Records provided:
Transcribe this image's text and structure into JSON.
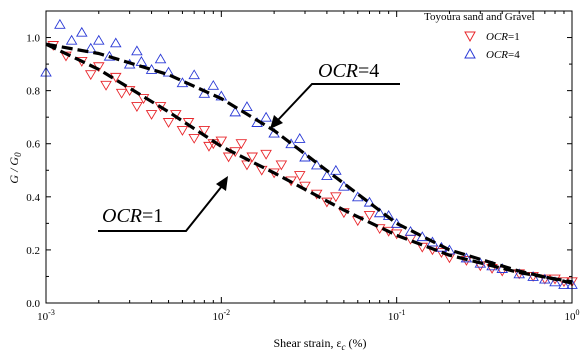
{
  "chart_data": {
    "type": "scatter",
    "xlabel": "Shear strain, ε",
    "xlabel_subscript": "c",
    "xlabel_unit": "(%)",
    "ylabel": "G / G",
    "ylabel_subscript": "0",
    "xscale": "log",
    "xlim": [
      0.001,
      1
    ],
    "ylim": [
      0.0,
      1.1
    ],
    "x_ticks": [
      {
        "base": "10",
        "exp": "-3"
      },
      {
        "base": "10",
        "exp": "-2"
      },
      {
        "base": "10",
        "exp": "-1"
      },
      {
        "base": "10",
        "exp": "0"
      }
    ],
    "y_ticks": [
      "0.0",
      "0.2",
      "0.4",
      "0.6",
      "0.8",
      "1.0"
    ],
    "y_tick_values": [
      0.0,
      0.2,
      0.4,
      0.6,
      0.8,
      1.0
    ],
    "grid": false,
    "legend": {
      "title": "Toyoura sand and Gravel",
      "placement": "top-right",
      "entries": [
        {
          "name": "OCR",
          "suffix": "=1",
          "marker": "triangle-down",
          "color": "#e8262b"
        },
        {
          "name": "OCR",
          "suffix": "=4",
          "marker": "triangle-up",
          "color": "#2a39d6"
        }
      ]
    },
    "annotations": [
      {
        "italic": "OCR",
        "text": "=4",
        "target_series": "OCR=4"
      },
      {
        "italic": "OCR",
        "text": "=1",
        "target_series": "OCR=1"
      }
    ],
    "series": [
      {
        "name": "OCR=1",
        "marker": "triangle-down",
        "color": "#e8262b",
        "trend": [
          [
            0.001,
            0.975
          ],
          [
            0.002,
            0.88
          ],
          [
            0.005,
            0.72
          ],
          [
            0.01,
            0.59
          ],
          [
            0.02,
            0.49
          ],
          [
            0.05,
            0.35
          ],
          [
            0.1,
            0.255
          ],
          [
            0.2,
            0.18
          ],
          [
            0.5,
            0.115
          ],
          [
            1,
            0.08
          ]
        ],
        "points": [
          [
            0.0011,
            0.97
          ],
          [
            0.0013,
            0.93
          ],
          [
            0.0016,
            0.91
          ],
          [
            0.0018,
            0.86
          ],
          [
            0.002,
            0.89
          ],
          [
            0.0022,
            0.82
          ],
          [
            0.0025,
            0.85
          ],
          [
            0.0027,
            0.79
          ],
          [
            0.003,
            0.8
          ],
          [
            0.0033,
            0.74
          ],
          [
            0.0036,
            0.77
          ],
          [
            0.004,
            0.71
          ],
          [
            0.0045,
            0.74
          ],
          [
            0.005,
            0.68
          ],
          [
            0.0055,
            0.71
          ],
          [
            0.006,
            0.65
          ],
          [
            0.0065,
            0.68
          ],
          [
            0.007,
            0.62
          ],
          [
            0.008,
            0.65
          ],
          [
            0.0085,
            0.59
          ],
          [
            0.009,
            0.6
          ],
          [
            0.01,
            0.61
          ],
          [
            0.011,
            0.55
          ],
          [
            0.012,
            0.57
          ],
          [
            0.013,
            0.6
          ],
          [
            0.014,
            0.52
          ],
          [
            0.015,
            0.55
          ],
          [
            0.017,
            0.5
          ],
          [
            0.018,
            0.56
          ],
          [
            0.02,
            0.49
          ],
          [
            0.022,
            0.52
          ],
          [
            0.025,
            0.46
          ],
          [
            0.028,
            0.48
          ],
          [
            0.03,
            0.44
          ],
          [
            0.035,
            0.41
          ],
          [
            0.04,
            0.38
          ],
          [
            0.045,
            0.4
          ],
          [
            0.05,
            0.34
          ],
          [
            0.06,
            0.31
          ],
          [
            0.07,
            0.33
          ],
          [
            0.08,
            0.28
          ],
          [
            0.09,
            0.27
          ],
          [
            0.1,
            0.26
          ],
          [
            0.12,
            0.24
          ],
          [
            0.14,
            0.21
          ],
          [
            0.16,
            0.2
          ],
          [
            0.18,
            0.19
          ],
          [
            0.2,
            0.17
          ],
          [
            0.25,
            0.16
          ],
          [
            0.3,
            0.14
          ],
          [
            0.35,
            0.13
          ],
          [
            0.4,
            0.12
          ],
          [
            0.5,
            0.11
          ],
          [
            0.6,
            0.1
          ],
          [
            0.7,
            0.09
          ],
          [
            0.8,
            0.09
          ],
          [
            0.9,
            0.08
          ],
          [
            1.0,
            0.08
          ]
        ]
      },
      {
        "name": "OCR=4",
        "marker": "triangle-up",
        "color": "#2a39d6",
        "trend": [
          [
            0.001,
            0.975
          ],
          [
            0.002,
            0.94
          ],
          [
            0.005,
            0.86
          ],
          [
            0.01,
            0.77
          ],
          [
            0.02,
            0.65
          ],
          [
            0.05,
            0.45
          ],
          [
            0.1,
            0.3
          ],
          [
            0.2,
            0.2
          ],
          [
            0.5,
            0.12
          ],
          [
            1,
            0.075
          ]
        ],
        "points": [
          [
            0.001,
            0.87
          ],
          [
            0.0012,
            1.05
          ],
          [
            0.0014,
            0.99
          ],
          [
            0.0016,
            1.02
          ],
          [
            0.0018,
            0.96
          ],
          [
            0.002,
            0.99
          ],
          [
            0.0023,
            0.93
          ],
          [
            0.0025,
            0.98
          ],
          [
            0.003,
            0.9
          ],
          [
            0.0033,
            0.95
          ],
          [
            0.0035,
            0.91
          ],
          [
            0.004,
            0.88
          ],
          [
            0.0045,
            0.92
          ],
          [
            0.005,
            0.87
          ],
          [
            0.006,
            0.83
          ],
          [
            0.007,
            0.86
          ],
          [
            0.008,
            0.79
          ],
          [
            0.009,
            0.82
          ],
          [
            0.01,
            0.78
          ],
          [
            0.012,
            0.72
          ],
          [
            0.014,
            0.74
          ],
          [
            0.016,
            0.68
          ],
          [
            0.018,
            0.7
          ],
          [
            0.02,
            0.64
          ],
          [
            0.025,
            0.6
          ],
          [
            0.028,
            0.62
          ],
          [
            0.03,
            0.55
          ],
          [
            0.035,
            0.52
          ],
          [
            0.04,
            0.48
          ],
          [
            0.045,
            0.5
          ],
          [
            0.05,
            0.44
          ],
          [
            0.06,
            0.4
          ],
          [
            0.07,
            0.38
          ],
          [
            0.08,
            0.34
          ],
          [
            0.09,
            0.33
          ],
          [
            0.1,
            0.3
          ],
          [
            0.12,
            0.27
          ],
          [
            0.14,
            0.25
          ],
          [
            0.16,
            0.23
          ],
          [
            0.18,
            0.21
          ],
          [
            0.2,
            0.2
          ],
          [
            0.25,
            0.17
          ],
          [
            0.3,
            0.15
          ],
          [
            0.35,
            0.14
          ],
          [
            0.4,
            0.13
          ],
          [
            0.5,
            0.11
          ],
          [
            0.6,
            0.1
          ],
          [
            0.7,
            0.09
          ],
          [
            0.8,
            0.08
          ],
          [
            0.9,
            0.07
          ],
          [
            1.0,
            0.07
          ]
        ]
      }
    ]
  }
}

Problem details: Set the entries down again exactly. Do not include the images.

Task answer:
Transcribe this image's text and structure into JSON.
{
  "chart_data": {
    "type": "scatter",
    "xlabel": "Shear strain, ε",
    "xlabel_subscript": "c",
    "xlabel_unit": "(%)",
    "ylabel": "G / G",
    "ylabel_subscript": "0",
    "xscale": "log",
    "xlim": [
      0.001,
      1
    ],
    "ylim": [
      0.0,
      1.1
    ],
    "x_ticks": [
      {
        "base": "10",
        "exp": "-3"
      },
      {
        "base": "10",
        "exp": "-2"
      },
      {
        "base": "10",
        "exp": "-1"
      },
      {
        "base": "10",
        "exp": "0"
      }
    ],
    "y_ticks": [
      "0.0",
      "0.2",
      "0.4",
      "0.6",
      "0.8",
      "1.0"
    ],
    "y_tick_values": [
      0.0,
      0.2,
      0.4,
      0.6,
      0.8,
      1.0
    ],
    "grid": false,
    "legend": {
      "title": "Toyoura sand and Gravel",
      "placement": "top-right",
      "entries": [
        {
          "name": "OCR",
          "suffix": "=1",
          "marker": "triangle-down",
          "color": "#e8262b"
        },
        {
          "name": "OCR",
          "suffix": "=4",
          "marker": "triangle-up",
          "color": "#2a39d6"
        }
      ]
    },
    "annotations": [
      {
        "italic": "OCR",
        "text": "=4",
        "target_series": "OCR=4"
      },
      {
        "italic": "OCR",
        "text": "=1",
        "target_series": "OCR=1"
      }
    ],
    "series": [
      {
        "name": "OCR=1",
        "marker": "triangle-down",
        "color": "#e8262b",
        "trend": [
          [
            0.001,
            0.975
          ],
          [
            0.002,
            0.88
          ],
          [
            0.005,
            0.72
          ],
          [
            0.01,
            0.59
          ],
          [
            0.02,
            0.49
          ],
          [
            0.05,
            0.35
          ],
          [
            0.1,
            0.255
          ],
          [
            0.2,
            0.18
          ],
          [
            0.5,
            0.115
          ],
          [
            1,
            0.08
          ]
        ],
        "points": [
          [
            0.0011,
            0.97
          ],
          [
            0.0013,
            0.93
          ],
          [
            0.0016,
            0.91
          ],
          [
            0.0018,
            0.86
          ],
          [
            0.002,
            0.89
          ],
          [
            0.0022,
            0.82
          ],
          [
            0.0025,
            0.85
          ],
          [
            0.0027,
            0.79
          ],
          [
            0.003,
            0.8
          ],
          [
            0.0033,
            0.74
          ],
          [
            0.0036,
            0.77
          ],
          [
            0.004,
            0.71
          ],
          [
            0.0045,
            0.74
          ],
          [
            0.005,
            0.68
          ],
          [
            0.0055,
            0.71
          ],
          [
            0.006,
            0.65
          ],
          [
            0.0065,
            0.68
          ],
          [
            0.007,
            0.62
          ],
          [
            0.008,
            0.65
          ],
          [
            0.0085,
            0.59
          ],
          [
            0.009,
            0.6
          ],
          [
            0.01,
            0.61
          ],
          [
            0.011,
            0.55
          ],
          [
            0.012,
            0.57
          ],
          [
            0.013,
            0.6
          ],
          [
            0.014,
            0.52
          ],
          [
            0.015,
            0.55
          ],
          [
            0.017,
            0.5
          ],
          [
            0.018,
            0.56
          ],
          [
            0.02,
            0.49
          ],
          [
            0.022,
            0.52
          ],
          [
            0.025,
            0.46
          ],
          [
            0.028,
            0.48
          ],
          [
            0.03,
            0.44
          ],
          [
            0.035,
            0.41
          ],
          [
            0.04,
            0.38
          ],
          [
            0.045,
            0.4
          ],
          [
            0.05,
            0.34
          ],
          [
            0.06,
            0.31
          ],
          [
            0.07,
            0.33
          ],
          [
            0.08,
            0.28
          ],
          [
            0.09,
            0.27
          ],
          [
            0.1,
            0.26
          ],
          [
            0.12,
            0.24
          ],
          [
            0.14,
            0.21
          ],
          [
            0.16,
            0.2
          ],
          [
            0.18,
            0.19
          ],
          [
            0.2,
            0.17
          ],
          [
            0.25,
            0.16
          ],
          [
            0.3,
            0.14
          ],
          [
            0.35,
            0.13
          ],
          [
            0.4,
            0.12
          ],
          [
            0.5,
            0.11
          ],
          [
            0.6,
            0.1
          ],
          [
            0.7,
            0.09
          ],
          [
            0.8,
            0.09
          ],
          [
            0.9,
            0.08
          ],
          [
            1.0,
            0.08
          ]
        ]
      },
      {
        "name": "OCR=4",
        "marker": "triangle-up",
        "color": "#2a39d6",
        "trend": [
          [
            0.001,
            0.975
          ],
          [
            0.002,
            0.94
          ],
          [
            0.005,
            0.86
          ],
          [
            0.01,
            0.77
          ],
          [
            0.02,
            0.65
          ],
          [
            0.05,
            0.45
          ],
          [
            0.1,
            0.3
          ],
          [
            0.2,
            0.2
          ],
          [
            0.5,
            0.12
          ],
          [
            1,
            0.075
          ]
        ],
        "points": [
          [
            0.001,
            0.87
          ],
          [
            0.0012,
            1.05
          ],
          [
            0.0014,
            0.99
          ],
          [
            0.0016,
            1.02
          ],
          [
            0.0018,
            0.96
          ],
          [
            0.002,
            0.99
          ],
          [
            0.0023,
            0.93
          ],
          [
            0.0025,
            0.98
          ],
          [
            0.003,
            0.9
          ],
          [
            0.0033,
            0.95
          ],
          [
            0.0035,
            0.91
          ],
          [
            0.004,
            0.88
          ],
          [
            0.0045,
            0.92
          ],
          [
            0.005,
            0.87
          ],
          [
            0.006,
            0.83
          ],
          [
            0.007,
            0.86
          ],
          [
            0.008,
            0.79
          ],
          [
            0.009,
            0.82
          ],
          [
            0.01,
            0.78
          ],
          [
            0.012,
            0.72
          ],
          [
            0.014,
            0.74
          ],
          [
            0.016,
            0.68
          ],
          [
            0.018,
            0.7
          ],
          [
            0.02,
            0.64
          ],
          [
            0.025,
            0.6
          ],
          [
            0.028,
            0.62
          ],
          [
            0.03,
            0.55
          ],
          [
            0.035,
            0.52
          ],
          [
            0.04,
            0.48
          ],
          [
            0.045,
            0.5
          ],
          [
            0.05,
            0.44
          ],
          [
            0.06,
            0.4
          ],
          [
            0.07,
            0.38
          ],
          [
            0.08,
            0.34
          ],
          [
            0.09,
            0.33
          ],
          [
            0.1,
            0.3
          ],
          [
            0.12,
            0.27
          ],
          [
            0.14,
            0.25
          ],
          [
            0.16,
            0.23
          ],
          [
            0.18,
            0.21
          ],
          [
            0.2,
            0.2
          ],
          [
            0.25,
            0.17
          ],
          [
            0.3,
            0.15
          ],
          [
            0.35,
            0.14
          ],
          [
            0.4,
            0.13
          ],
          [
            0.5,
            0.11
          ],
          [
            0.6,
            0.1
          ],
          [
            0.7,
            0.09
          ],
          [
            0.8,
            0.08
          ],
          [
            0.9,
            0.07
          ],
          [
            1.0,
            0.07
          ]
        ]
      }
    ]
  }
}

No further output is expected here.